● **Work to complete**
Scan the lines below; pull out those with "andel".

● **Records from a collection of figures**
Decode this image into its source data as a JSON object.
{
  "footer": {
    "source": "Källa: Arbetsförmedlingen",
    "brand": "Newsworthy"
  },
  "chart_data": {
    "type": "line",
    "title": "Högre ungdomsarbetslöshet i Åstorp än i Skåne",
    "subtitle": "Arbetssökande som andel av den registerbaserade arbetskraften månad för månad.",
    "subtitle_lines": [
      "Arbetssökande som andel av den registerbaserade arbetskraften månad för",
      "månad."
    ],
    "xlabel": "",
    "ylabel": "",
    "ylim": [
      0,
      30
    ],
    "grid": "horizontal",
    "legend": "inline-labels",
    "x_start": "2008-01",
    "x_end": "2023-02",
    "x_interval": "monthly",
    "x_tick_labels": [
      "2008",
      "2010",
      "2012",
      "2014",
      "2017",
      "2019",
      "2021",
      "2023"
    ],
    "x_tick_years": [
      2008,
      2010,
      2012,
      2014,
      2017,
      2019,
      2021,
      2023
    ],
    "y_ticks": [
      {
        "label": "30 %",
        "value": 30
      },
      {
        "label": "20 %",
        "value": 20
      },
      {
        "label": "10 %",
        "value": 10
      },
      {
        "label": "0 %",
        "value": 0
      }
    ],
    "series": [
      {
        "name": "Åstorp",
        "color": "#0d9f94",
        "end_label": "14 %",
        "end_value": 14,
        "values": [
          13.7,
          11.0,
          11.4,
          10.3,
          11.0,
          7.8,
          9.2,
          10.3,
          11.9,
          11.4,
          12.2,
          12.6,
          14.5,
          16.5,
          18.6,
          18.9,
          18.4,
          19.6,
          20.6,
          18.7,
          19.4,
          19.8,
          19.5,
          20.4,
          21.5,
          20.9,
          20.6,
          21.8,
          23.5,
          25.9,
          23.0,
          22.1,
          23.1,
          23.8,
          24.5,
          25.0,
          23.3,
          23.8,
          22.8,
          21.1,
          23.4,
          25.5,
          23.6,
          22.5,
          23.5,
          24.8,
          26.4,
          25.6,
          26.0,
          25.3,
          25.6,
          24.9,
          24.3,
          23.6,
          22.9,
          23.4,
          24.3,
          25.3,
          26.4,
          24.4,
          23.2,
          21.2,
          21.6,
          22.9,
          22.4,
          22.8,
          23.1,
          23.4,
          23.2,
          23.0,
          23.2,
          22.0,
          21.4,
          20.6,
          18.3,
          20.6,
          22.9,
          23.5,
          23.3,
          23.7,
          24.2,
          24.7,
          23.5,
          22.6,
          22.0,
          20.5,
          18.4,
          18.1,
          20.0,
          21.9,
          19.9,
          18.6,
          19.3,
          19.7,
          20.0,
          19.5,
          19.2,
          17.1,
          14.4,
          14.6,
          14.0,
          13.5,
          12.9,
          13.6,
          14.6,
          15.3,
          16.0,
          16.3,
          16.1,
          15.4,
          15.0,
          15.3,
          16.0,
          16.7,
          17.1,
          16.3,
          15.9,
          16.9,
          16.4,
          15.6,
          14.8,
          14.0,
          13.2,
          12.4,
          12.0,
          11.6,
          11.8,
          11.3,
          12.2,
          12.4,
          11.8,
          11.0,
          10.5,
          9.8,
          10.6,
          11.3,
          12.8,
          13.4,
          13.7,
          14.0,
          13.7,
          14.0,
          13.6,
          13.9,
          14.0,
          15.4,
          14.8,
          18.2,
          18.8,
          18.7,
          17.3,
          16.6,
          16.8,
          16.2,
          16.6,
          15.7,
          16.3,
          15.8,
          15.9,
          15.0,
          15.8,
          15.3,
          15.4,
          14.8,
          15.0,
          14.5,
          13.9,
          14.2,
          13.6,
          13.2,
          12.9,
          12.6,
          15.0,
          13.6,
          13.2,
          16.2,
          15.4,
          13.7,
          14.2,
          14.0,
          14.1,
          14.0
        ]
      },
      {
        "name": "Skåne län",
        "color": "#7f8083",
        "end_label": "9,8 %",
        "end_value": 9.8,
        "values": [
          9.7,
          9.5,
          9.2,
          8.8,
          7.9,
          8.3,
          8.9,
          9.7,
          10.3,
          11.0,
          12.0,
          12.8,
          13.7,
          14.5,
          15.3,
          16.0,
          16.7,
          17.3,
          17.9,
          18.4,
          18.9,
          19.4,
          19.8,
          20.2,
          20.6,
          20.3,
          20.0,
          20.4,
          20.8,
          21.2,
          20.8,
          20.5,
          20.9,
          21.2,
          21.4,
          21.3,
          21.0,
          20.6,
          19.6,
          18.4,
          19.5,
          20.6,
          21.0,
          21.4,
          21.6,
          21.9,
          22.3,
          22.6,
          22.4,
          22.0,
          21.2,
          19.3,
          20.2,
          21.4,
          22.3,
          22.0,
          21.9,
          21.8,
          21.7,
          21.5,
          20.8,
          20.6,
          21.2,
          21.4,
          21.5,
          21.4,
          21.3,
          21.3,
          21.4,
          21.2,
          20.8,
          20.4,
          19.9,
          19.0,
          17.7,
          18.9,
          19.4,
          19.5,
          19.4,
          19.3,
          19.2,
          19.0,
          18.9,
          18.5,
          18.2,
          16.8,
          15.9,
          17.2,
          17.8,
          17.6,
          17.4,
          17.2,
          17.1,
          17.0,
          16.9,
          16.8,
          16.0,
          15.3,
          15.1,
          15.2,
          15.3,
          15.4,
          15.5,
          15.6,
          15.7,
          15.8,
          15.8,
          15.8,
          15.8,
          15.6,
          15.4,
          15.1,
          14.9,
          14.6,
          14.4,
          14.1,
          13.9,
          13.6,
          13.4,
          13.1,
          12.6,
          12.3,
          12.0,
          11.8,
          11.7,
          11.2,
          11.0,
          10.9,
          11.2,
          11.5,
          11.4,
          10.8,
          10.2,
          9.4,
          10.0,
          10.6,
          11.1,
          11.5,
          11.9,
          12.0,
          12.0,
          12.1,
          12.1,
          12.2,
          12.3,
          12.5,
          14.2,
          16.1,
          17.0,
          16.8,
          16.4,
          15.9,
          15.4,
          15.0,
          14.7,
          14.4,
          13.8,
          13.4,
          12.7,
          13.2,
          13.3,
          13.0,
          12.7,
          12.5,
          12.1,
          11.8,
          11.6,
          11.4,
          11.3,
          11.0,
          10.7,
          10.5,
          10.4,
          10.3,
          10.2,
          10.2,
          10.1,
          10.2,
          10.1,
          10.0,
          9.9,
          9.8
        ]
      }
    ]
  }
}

● **Finished task**
    "subtitle": "Arbetssökande som andel av den registerbaserade arbetskraften månad för månad.",
      "Arbetssökande som andel av den registerbaserade arbetskraften månad för",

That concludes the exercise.